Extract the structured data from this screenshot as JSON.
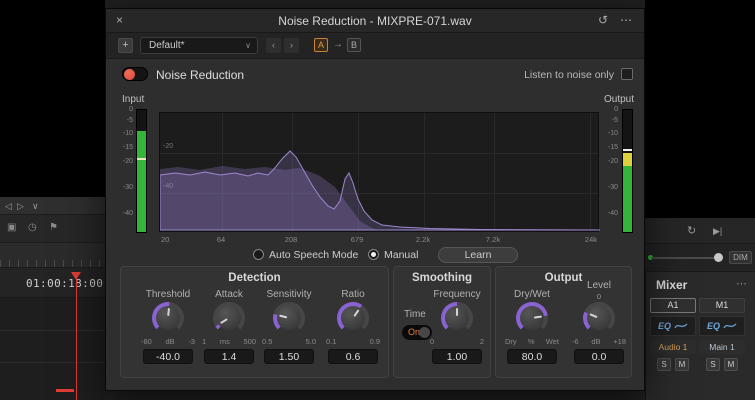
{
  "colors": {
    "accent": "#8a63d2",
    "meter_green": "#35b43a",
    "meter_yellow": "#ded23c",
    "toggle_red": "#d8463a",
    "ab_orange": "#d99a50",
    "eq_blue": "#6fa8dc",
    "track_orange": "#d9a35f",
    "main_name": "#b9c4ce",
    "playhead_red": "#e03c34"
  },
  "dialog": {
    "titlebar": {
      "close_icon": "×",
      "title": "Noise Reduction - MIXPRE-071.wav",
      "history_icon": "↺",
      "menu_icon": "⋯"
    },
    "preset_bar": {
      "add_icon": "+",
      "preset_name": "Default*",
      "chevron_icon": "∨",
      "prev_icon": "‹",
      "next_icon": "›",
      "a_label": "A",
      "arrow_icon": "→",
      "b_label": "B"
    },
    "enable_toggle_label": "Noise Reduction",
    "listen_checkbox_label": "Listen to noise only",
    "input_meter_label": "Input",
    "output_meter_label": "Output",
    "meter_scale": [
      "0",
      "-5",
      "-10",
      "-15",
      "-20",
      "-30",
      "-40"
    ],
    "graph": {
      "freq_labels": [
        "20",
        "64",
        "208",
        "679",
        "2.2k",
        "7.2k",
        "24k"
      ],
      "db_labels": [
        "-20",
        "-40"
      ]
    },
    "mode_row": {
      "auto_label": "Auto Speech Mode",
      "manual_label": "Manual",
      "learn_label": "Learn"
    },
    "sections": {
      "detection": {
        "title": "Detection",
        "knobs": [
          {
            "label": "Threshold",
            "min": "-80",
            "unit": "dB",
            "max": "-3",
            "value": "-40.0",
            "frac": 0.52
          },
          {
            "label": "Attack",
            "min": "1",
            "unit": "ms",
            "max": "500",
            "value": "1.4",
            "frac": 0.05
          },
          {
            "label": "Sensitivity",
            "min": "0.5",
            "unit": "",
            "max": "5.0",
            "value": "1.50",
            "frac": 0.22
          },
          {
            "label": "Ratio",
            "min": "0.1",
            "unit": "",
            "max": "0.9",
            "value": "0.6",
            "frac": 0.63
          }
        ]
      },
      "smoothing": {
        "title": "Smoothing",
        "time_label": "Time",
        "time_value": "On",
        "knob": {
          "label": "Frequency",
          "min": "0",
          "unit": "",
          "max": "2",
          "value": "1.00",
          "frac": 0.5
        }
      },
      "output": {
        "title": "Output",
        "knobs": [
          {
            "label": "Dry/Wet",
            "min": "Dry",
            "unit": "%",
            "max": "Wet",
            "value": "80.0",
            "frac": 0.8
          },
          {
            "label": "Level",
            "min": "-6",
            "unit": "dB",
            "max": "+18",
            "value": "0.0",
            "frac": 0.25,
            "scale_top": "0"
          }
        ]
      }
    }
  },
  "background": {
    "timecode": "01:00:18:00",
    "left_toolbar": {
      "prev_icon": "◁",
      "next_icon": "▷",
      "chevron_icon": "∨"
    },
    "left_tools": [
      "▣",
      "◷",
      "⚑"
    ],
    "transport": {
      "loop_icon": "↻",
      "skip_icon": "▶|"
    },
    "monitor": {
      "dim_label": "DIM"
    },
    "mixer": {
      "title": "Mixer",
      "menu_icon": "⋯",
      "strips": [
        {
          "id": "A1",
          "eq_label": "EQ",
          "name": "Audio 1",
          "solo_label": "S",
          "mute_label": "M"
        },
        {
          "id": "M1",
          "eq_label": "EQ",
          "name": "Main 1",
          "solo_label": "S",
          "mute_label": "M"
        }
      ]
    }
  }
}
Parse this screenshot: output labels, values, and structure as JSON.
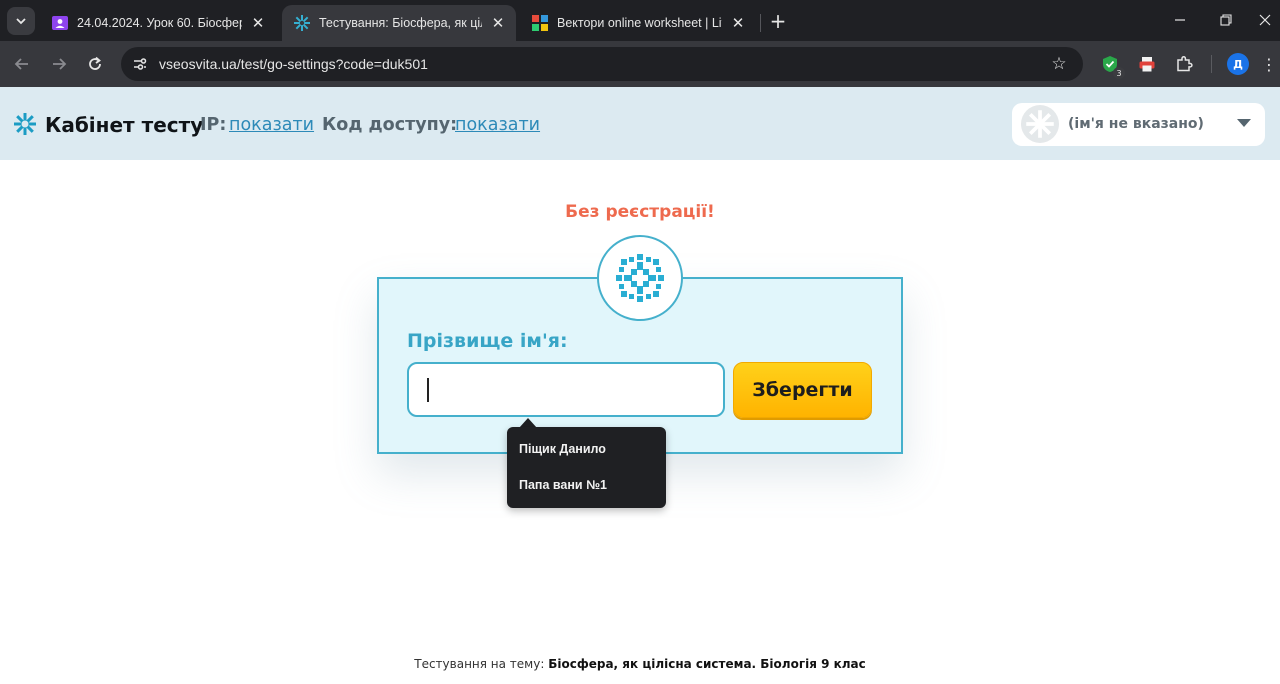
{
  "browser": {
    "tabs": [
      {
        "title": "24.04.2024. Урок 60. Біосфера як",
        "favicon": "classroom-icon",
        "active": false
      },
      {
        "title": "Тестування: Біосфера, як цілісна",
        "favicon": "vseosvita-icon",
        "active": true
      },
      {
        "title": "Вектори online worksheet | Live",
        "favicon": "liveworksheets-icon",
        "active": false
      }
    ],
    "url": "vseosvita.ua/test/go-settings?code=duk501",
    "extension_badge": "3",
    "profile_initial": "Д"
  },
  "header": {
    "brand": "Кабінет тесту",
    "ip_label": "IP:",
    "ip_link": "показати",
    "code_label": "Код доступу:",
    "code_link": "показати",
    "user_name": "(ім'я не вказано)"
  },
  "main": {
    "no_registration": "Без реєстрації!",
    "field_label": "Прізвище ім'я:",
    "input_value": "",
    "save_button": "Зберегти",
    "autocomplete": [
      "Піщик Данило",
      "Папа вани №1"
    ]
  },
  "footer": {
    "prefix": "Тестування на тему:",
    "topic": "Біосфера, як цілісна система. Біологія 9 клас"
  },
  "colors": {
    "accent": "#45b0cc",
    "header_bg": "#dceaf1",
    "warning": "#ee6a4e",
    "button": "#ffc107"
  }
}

....

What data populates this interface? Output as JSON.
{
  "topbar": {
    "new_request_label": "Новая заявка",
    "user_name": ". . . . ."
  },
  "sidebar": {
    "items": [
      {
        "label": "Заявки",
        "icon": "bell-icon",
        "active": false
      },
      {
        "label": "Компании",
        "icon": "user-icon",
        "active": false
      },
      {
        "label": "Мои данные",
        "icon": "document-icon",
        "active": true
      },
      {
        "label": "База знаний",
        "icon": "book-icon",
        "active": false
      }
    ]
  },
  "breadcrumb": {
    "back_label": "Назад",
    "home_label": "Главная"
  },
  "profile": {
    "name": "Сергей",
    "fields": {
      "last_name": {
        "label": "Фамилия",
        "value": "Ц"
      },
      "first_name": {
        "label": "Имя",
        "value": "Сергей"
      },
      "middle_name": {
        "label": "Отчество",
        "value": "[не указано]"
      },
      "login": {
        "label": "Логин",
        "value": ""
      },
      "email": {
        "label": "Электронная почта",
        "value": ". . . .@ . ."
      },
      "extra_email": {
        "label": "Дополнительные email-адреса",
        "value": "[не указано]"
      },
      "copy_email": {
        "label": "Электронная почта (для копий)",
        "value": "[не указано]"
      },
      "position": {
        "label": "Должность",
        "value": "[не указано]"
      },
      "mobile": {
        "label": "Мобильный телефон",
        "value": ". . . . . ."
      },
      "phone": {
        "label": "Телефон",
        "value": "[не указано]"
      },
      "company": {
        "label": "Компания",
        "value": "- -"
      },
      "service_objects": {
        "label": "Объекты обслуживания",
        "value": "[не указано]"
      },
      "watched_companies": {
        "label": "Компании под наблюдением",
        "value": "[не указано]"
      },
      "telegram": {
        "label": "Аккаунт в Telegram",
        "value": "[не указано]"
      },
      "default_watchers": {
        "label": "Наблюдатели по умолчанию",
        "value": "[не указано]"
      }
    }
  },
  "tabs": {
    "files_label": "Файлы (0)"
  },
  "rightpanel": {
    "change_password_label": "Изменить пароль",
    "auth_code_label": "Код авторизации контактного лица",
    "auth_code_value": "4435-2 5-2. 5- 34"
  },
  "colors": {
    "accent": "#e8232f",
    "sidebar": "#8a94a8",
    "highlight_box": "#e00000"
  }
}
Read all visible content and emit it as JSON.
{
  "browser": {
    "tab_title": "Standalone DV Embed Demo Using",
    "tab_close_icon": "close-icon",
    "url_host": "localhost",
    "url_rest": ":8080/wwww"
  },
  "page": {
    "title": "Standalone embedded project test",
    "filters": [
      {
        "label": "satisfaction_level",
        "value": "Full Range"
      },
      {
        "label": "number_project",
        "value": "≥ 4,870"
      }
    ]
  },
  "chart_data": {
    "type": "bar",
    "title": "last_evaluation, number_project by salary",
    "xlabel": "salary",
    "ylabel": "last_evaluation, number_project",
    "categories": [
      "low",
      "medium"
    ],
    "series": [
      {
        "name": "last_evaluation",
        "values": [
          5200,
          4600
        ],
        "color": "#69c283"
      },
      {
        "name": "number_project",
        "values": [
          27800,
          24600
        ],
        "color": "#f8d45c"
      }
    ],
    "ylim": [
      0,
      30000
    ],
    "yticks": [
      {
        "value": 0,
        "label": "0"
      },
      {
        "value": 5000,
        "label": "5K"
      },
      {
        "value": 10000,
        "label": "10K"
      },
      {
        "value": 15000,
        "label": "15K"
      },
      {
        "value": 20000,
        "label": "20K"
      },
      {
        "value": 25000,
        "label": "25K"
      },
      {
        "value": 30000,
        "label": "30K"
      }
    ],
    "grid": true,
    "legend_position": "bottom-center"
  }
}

....

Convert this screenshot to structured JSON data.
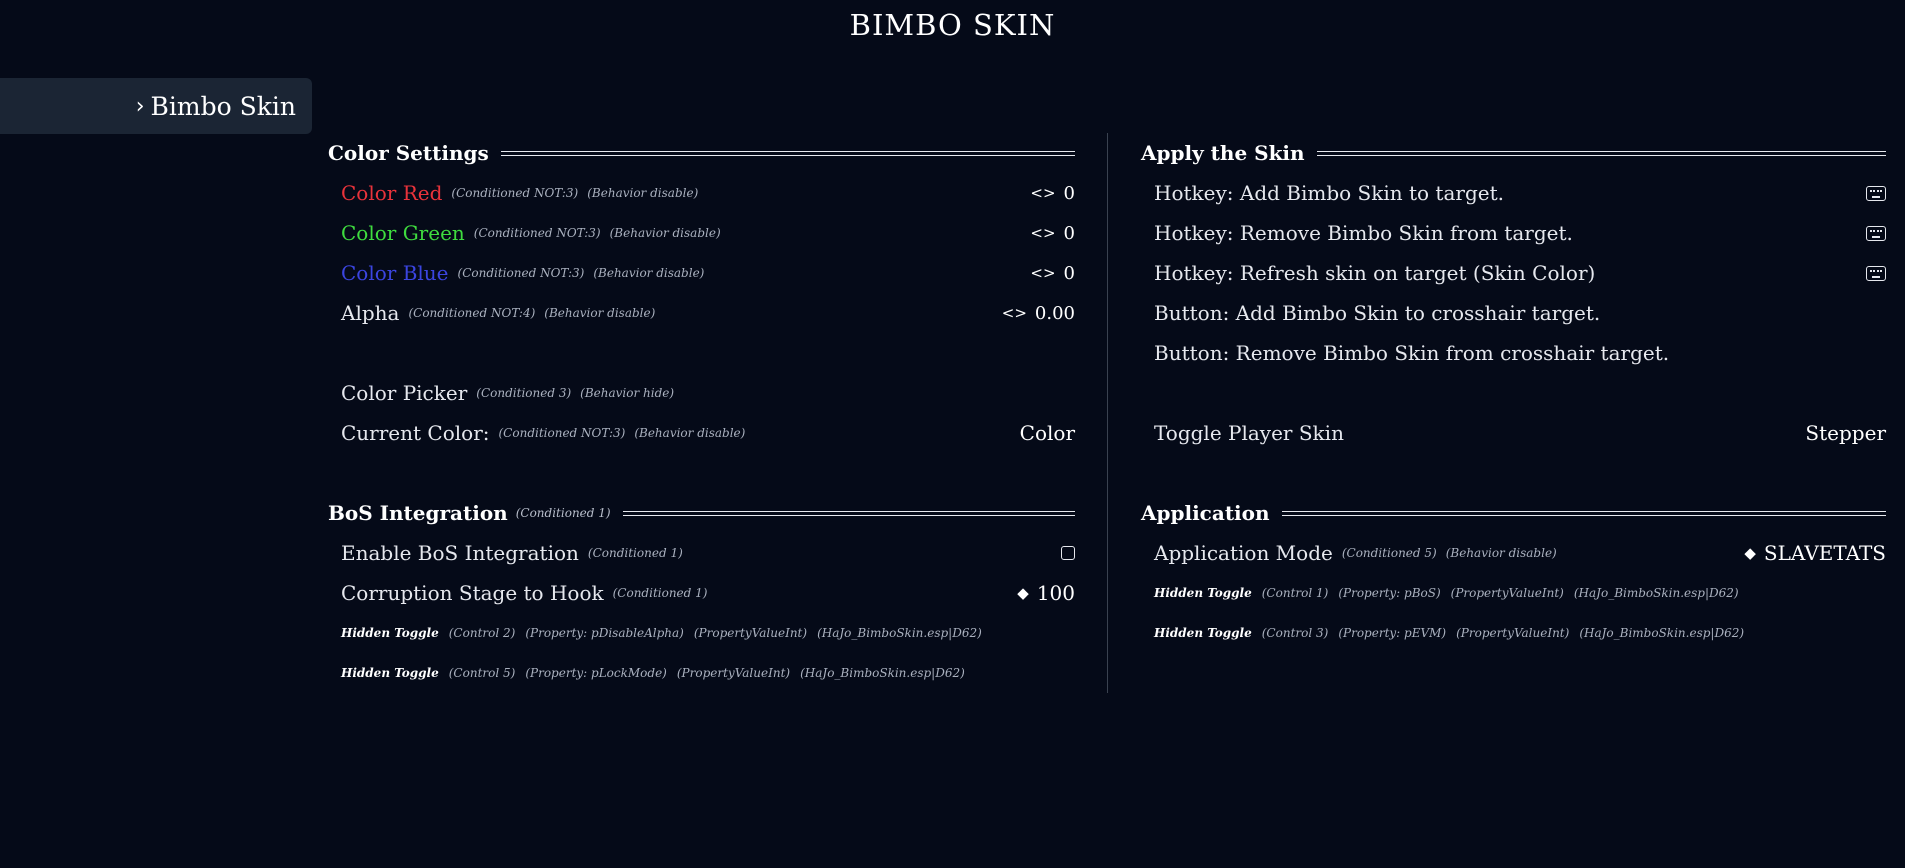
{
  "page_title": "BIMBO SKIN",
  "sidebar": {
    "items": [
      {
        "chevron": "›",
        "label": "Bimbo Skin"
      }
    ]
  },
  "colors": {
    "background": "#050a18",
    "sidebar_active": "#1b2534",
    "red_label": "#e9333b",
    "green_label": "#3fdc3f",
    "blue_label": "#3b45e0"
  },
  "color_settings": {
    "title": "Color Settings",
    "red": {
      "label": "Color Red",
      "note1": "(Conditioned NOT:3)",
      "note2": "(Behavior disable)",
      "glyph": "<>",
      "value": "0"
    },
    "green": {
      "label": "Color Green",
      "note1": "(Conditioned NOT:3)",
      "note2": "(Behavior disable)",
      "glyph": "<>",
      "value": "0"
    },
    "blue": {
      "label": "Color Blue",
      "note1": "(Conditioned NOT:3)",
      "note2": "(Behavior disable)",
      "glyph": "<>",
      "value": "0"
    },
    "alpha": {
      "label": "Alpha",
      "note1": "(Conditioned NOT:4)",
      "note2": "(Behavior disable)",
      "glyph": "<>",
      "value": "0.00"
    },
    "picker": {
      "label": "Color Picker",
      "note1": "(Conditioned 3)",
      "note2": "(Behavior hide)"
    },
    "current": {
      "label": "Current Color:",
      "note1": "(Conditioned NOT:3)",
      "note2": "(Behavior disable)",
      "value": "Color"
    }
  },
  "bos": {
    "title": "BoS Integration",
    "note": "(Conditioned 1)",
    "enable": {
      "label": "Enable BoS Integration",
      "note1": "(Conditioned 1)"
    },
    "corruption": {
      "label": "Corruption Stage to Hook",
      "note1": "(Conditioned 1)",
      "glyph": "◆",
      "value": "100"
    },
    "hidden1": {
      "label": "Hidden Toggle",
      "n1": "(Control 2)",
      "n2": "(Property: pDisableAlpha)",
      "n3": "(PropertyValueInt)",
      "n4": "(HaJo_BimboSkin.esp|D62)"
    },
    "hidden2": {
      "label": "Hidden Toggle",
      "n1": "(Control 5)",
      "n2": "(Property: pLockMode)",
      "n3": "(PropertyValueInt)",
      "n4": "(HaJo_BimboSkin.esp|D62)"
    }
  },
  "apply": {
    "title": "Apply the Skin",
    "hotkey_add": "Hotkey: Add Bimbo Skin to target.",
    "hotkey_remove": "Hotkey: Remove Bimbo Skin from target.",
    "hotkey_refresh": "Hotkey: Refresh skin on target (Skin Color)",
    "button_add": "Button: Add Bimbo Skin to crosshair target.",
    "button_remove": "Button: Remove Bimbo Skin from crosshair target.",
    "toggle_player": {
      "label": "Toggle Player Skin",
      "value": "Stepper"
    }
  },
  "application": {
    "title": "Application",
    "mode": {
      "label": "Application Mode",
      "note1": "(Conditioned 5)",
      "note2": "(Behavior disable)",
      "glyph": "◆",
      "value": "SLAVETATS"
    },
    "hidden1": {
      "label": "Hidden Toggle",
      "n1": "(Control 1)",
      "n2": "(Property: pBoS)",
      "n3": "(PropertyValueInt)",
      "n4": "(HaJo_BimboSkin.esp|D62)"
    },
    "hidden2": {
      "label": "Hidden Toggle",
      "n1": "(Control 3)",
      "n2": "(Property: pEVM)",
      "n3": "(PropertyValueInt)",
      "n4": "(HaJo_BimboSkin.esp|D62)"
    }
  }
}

....

__To be done__: From the data above, copy each line where the string "favicon" appears.

__Solution to this exercise__:
        "favicon": "classroom-icon",
        "favicon": "vseosvita-icon",
        "favicon": "liveworksheets-icon",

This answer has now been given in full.